Dataset records

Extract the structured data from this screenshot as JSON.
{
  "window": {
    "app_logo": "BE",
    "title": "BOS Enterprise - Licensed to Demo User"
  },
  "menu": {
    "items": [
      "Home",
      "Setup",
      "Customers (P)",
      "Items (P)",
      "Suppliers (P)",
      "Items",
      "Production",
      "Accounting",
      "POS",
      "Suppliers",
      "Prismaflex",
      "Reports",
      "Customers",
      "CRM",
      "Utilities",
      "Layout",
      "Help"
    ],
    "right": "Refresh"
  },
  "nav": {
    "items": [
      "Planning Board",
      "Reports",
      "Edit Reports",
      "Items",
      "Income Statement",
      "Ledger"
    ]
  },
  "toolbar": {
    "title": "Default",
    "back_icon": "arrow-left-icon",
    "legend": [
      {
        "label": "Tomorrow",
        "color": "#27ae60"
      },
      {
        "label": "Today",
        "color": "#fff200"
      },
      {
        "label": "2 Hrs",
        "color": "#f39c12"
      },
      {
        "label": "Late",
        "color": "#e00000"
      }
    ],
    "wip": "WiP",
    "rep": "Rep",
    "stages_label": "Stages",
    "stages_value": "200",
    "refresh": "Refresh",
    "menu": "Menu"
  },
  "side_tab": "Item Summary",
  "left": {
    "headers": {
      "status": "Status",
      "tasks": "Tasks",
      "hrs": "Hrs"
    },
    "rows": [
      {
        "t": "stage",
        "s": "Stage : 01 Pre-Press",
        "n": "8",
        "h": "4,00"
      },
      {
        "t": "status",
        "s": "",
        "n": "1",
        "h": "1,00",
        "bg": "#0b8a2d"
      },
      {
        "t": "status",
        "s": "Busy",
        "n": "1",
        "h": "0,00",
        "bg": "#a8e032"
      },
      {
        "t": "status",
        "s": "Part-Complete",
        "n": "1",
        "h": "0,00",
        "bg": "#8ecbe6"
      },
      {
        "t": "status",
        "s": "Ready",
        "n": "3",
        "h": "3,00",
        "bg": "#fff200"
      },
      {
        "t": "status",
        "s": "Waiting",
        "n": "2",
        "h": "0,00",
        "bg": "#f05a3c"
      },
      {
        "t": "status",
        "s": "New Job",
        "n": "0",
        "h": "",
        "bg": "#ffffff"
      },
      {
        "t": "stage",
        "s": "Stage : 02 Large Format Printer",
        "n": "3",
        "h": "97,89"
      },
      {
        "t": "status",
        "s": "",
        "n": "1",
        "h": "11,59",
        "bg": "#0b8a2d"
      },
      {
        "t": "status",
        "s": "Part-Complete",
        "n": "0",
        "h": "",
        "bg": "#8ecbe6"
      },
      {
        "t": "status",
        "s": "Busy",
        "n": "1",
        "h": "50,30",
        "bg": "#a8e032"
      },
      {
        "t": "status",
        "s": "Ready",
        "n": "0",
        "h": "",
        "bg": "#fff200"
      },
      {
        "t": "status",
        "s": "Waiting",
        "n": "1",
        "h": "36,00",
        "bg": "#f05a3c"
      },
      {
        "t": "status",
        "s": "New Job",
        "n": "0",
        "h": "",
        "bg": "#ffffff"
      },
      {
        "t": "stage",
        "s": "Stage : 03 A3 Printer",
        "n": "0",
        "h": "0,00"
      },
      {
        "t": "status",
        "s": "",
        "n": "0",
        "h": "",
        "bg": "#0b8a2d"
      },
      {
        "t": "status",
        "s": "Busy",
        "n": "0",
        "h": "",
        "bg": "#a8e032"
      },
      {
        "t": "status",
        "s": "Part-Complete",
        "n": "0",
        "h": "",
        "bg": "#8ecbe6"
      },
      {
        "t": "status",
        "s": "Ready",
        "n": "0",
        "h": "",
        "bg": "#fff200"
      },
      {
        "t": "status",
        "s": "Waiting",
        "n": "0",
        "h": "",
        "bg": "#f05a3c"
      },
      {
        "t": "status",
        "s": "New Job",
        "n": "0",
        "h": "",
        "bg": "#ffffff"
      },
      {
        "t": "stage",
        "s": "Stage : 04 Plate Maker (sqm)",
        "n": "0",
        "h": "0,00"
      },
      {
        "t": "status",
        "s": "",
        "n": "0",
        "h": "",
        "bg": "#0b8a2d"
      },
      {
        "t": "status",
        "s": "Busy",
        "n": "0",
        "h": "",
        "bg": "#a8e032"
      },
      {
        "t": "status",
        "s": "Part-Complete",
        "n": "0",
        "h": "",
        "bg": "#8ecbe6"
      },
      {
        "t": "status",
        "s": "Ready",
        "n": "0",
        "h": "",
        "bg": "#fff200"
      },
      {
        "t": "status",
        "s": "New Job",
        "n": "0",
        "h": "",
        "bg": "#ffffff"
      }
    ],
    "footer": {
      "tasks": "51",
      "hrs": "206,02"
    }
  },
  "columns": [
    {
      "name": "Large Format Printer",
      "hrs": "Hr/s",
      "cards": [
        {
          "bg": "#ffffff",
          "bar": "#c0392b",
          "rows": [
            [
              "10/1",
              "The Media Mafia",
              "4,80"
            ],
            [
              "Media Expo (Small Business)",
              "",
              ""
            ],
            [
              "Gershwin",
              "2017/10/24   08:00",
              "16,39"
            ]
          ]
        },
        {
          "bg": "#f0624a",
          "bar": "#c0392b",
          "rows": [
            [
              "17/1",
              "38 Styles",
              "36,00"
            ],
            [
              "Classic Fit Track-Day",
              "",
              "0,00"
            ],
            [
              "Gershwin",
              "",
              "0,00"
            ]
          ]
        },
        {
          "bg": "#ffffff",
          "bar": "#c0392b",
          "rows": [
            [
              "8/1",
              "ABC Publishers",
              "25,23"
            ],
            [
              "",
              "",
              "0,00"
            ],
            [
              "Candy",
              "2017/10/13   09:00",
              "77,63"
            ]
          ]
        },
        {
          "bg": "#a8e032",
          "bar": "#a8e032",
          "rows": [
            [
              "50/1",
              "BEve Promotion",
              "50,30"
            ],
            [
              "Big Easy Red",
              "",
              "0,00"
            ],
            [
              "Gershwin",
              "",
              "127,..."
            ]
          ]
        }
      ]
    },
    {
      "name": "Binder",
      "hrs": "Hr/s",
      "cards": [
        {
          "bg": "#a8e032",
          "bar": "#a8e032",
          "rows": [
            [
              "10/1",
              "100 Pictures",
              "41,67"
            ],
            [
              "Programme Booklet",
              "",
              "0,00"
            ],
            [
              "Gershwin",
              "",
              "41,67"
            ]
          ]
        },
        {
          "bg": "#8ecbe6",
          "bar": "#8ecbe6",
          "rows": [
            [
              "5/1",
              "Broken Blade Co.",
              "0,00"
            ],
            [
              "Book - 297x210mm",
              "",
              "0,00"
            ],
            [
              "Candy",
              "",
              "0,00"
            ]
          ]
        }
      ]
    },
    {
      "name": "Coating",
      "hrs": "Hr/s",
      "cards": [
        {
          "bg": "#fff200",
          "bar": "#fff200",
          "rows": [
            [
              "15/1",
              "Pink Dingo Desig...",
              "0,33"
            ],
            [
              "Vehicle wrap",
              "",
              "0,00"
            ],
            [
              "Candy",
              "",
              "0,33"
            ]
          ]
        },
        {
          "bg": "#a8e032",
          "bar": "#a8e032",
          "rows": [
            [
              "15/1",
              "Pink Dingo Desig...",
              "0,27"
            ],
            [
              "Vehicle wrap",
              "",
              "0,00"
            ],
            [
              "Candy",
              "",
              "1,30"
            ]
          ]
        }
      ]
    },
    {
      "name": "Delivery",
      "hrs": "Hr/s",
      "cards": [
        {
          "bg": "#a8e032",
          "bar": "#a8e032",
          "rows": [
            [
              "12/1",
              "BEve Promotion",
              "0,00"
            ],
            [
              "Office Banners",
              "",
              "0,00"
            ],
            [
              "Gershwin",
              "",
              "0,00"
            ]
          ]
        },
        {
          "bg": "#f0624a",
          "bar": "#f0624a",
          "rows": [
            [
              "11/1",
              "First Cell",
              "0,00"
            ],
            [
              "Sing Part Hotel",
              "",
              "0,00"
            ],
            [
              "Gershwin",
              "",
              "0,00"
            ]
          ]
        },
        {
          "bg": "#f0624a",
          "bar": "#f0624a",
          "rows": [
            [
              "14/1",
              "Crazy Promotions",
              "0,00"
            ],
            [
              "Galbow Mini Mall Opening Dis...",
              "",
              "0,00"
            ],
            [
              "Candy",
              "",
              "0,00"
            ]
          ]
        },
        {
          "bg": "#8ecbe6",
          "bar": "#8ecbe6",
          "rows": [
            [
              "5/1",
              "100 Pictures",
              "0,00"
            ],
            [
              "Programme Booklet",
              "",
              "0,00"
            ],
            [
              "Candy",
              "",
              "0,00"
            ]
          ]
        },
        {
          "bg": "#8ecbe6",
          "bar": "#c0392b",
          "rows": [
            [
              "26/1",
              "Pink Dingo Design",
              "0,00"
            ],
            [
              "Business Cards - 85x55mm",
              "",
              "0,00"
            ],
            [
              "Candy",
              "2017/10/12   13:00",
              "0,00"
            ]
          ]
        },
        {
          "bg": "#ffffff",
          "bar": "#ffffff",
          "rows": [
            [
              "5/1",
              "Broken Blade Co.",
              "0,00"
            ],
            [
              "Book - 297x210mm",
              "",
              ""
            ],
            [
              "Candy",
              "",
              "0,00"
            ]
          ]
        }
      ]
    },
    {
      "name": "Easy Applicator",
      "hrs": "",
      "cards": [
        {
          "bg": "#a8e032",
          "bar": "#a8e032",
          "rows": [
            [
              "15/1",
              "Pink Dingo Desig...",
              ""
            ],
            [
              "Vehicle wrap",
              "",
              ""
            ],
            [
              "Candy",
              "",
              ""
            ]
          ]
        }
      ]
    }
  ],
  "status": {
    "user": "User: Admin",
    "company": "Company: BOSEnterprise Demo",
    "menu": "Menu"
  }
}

* The task *
How many lines of the data contain the word "Demo"? Answer with the number alone.

* Solution *
2